Stated task ::
Repeat every record below exactly as it appears.

(Data entries)

● ● ● ● ● ● ●

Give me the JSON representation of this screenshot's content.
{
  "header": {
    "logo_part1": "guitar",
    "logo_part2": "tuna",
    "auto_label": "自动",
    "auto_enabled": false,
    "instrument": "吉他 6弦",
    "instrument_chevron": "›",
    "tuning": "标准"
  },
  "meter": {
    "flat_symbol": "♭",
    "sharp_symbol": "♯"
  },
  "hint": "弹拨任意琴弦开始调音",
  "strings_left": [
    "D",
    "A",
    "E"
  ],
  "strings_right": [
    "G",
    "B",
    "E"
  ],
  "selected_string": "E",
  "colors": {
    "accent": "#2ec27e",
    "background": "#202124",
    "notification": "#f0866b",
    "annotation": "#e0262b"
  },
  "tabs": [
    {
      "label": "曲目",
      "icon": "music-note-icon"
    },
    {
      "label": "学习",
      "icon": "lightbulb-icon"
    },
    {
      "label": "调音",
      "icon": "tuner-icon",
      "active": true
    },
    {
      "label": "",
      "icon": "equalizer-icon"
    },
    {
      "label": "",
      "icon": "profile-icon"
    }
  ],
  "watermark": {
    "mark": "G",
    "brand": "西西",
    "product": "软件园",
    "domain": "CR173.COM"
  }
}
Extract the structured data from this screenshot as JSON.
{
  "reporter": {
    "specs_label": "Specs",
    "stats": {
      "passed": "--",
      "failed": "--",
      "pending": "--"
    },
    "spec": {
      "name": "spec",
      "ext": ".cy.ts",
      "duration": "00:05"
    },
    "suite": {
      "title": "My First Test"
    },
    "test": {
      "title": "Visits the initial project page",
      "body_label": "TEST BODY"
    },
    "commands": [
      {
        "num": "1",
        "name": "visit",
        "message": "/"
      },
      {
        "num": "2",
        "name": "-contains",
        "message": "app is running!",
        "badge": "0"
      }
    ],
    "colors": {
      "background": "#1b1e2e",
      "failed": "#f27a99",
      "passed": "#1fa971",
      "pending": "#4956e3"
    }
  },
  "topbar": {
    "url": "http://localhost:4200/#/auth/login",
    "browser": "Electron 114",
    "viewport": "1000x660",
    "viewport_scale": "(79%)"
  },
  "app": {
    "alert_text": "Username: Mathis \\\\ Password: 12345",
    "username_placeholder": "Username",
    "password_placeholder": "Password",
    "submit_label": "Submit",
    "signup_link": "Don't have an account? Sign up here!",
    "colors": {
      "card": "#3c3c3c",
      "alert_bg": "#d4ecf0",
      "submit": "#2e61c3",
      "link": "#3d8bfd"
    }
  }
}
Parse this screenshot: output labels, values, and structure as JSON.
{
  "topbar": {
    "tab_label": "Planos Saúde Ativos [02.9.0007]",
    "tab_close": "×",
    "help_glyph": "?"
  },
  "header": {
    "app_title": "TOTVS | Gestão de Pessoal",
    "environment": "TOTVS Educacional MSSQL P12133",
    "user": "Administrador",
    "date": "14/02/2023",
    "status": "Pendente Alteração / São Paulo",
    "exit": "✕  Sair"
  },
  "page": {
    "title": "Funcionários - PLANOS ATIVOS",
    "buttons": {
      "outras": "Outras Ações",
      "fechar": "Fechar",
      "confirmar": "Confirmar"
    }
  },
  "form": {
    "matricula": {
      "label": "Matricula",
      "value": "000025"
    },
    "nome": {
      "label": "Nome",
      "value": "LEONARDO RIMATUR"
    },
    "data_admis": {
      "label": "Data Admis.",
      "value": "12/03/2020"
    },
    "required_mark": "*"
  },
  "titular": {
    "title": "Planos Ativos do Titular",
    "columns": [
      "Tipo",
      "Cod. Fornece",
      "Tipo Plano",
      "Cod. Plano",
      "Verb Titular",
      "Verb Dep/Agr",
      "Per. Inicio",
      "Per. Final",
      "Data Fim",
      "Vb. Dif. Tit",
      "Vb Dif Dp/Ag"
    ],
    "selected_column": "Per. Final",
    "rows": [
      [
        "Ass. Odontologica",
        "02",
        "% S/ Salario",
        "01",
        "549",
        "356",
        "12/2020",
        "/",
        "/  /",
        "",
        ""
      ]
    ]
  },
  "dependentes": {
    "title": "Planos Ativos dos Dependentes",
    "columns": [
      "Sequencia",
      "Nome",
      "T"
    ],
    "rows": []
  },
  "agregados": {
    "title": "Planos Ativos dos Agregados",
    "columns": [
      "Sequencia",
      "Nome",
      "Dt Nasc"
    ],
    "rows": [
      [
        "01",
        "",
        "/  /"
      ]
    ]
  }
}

● ● ● ● ● ● ●

The output ::
Give me the JSON representation of this screenshot's content.
{
  "header": {
    "logo_part1": "guitar",
    "logo_part2": "tuna",
    "auto_label": "自动",
    "auto_enabled": false,
    "instrument": "吉他 6弦",
    "instrument_chevron": "›",
    "tuning": "标准"
  },
  "meter": {
    "flat_symbol": "♭",
    "sharp_symbol": "♯"
  },
  "hint": "弹拨任意琴弦开始调音",
  "strings_left": [
    "D",
    "A",
    "E"
  ],
  "strings_right": [
    "G",
    "B",
    "E"
  ],
  "selected_string": "E",
  "colors": {
    "accent": "#2ec27e",
    "background": "#202124",
    "notification": "#f0866b",
    "annotation": "#e0262b"
  },
  "tabs": [
    {
      "label": "曲目",
      "icon": "music-note-icon"
    },
    {
      "label": "学习",
      "icon": "lightbulb-icon"
    },
    {
      "label": "调音",
      "icon": "tuner-icon",
      "active": true
    },
    {
      "label": "",
      "icon": "equalizer-icon"
    },
    {
      "label": "",
      "icon": "profile-icon"
    }
  ],
  "watermark": {
    "mark": "G",
    "brand": "西西",
    "product": "软件园",
    "domain": "CR173.COM"
  }
}
Extract the structured data from this screenshot as JSON.
{
  "reporter": {
    "specs_label": "Specs",
    "stats": {
      "passed": "--",
      "failed": "--",
      "pending": "--"
    },
    "spec": {
      "name": "spec",
      "ext": ".cy.ts",
      "duration": "00:05"
    },
    "suite": {
      "title": "My First Test"
    },
    "test": {
      "title": "Visits the initial project page",
      "body_label": "TEST BODY"
    },
    "commands": [
      {
        "num": "1",
        "name": "visit",
        "message": "/"
      },
      {
        "num": "2",
        "name": "-contains",
        "message": "app is running!",
        "badge": "0"
      }
    ],
    "colors": {
      "background": "#1b1e2e",
      "failed": "#f27a99",
      "passed": "#1fa971",
      "pending": "#4956e3"
    }
  },
  "topbar": {
    "url": "http://localhost:4200/#/auth/login",
    "browser": "Electron 114",
    "viewport": "1000x660",
    "viewport_scale": "(79%)"
  },
  "app": {
    "alert_text": "Username: Mathis \\\\ Password: 12345",
    "username_placeholder": "Username",
    "password_placeholder": "Password",
    "submit_label": "Submit",
    "signup_link": "Don't have an account? Sign up here!",
    "colors": {
      "card": "#3c3c3c",
      "alert_bg": "#d4ecf0",
      "submit": "#2e61c3",
      "link": "#3d8bfd"
    }
  }
}
Parse this screenshot: output labels, values, and structure as JSON.
{
  "topbar": {
    "tab_label": "Planos Saúde Ativos [02.9.0007]",
    "tab_close": "×",
    "help_glyph": "?"
  },
  "header": {
    "app_title": "TOTVS | Gestão de Pessoal",
    "environment": "TOTVS Educacional MSSQL P12133",
    "user": "Administrador",
    "date": "14/02/2023",
    "status": "Pendente Alteração / São Paulo",
    "exit": "✕  Sair"
  },
  "page": {
    "title": "Funcionários - PLANOS ATIVOS",
    "buttons": {
      "outras": "Outras Ações",
      "fechar": "Fechar",
      "confirmar": "Confirmar"
    }
  },
  "form": {
    "matricula": {
      "label": "Matricula",
      "value": "000025"
    },
    "nome": {
      "label": "Nome",
      "value": "LEONARDO RIMATUR"
    },
    "data_admis": {
      "label": "Data Admis.",
      "value": "12/03/2020"
    },
    "required_mark": "*"
  },
  "titular": {
    "title": "Planos Ativos do Titular",
    "columns": [
      "Tipo",
      "Cod. Fornece",
      "Tipo Plano",
      "Cod. Plano",
      "Verb Titular",
      "Verb Dep/Agr",
      "Per. Inicio",
      "Per. Final",
      "Data Fim",
      "Vb. Dif. Tit",
      "Vb Dif Dp/Ag"
    ],
    "selected_column": "Per. Final",
    "rows": [
      [
        "Ass. Odontologica",
        "02",
        "% S/ Salario",
        "01",
        "549",
        "356",
        "12/2020",
        "/",
        "/  /",
        "",
        ""
      ]
    ]
  },
  "dependentes": {
    "title": "Planos Ativos dos Dependentes",
    "columns": [
      "Sequencia",
      "Nome",
      "T"
    ],
    "rows": []
  },
  "agregados": {
    "title": "Planos Ativos dos Agregados",
    "columns": [
      "Sequencia",
      "Nome",
      "Dt Nasc"
    ],
    "rows": [
      [
        "01",
        "",
        "/  /"
      ]
    ]
  }
}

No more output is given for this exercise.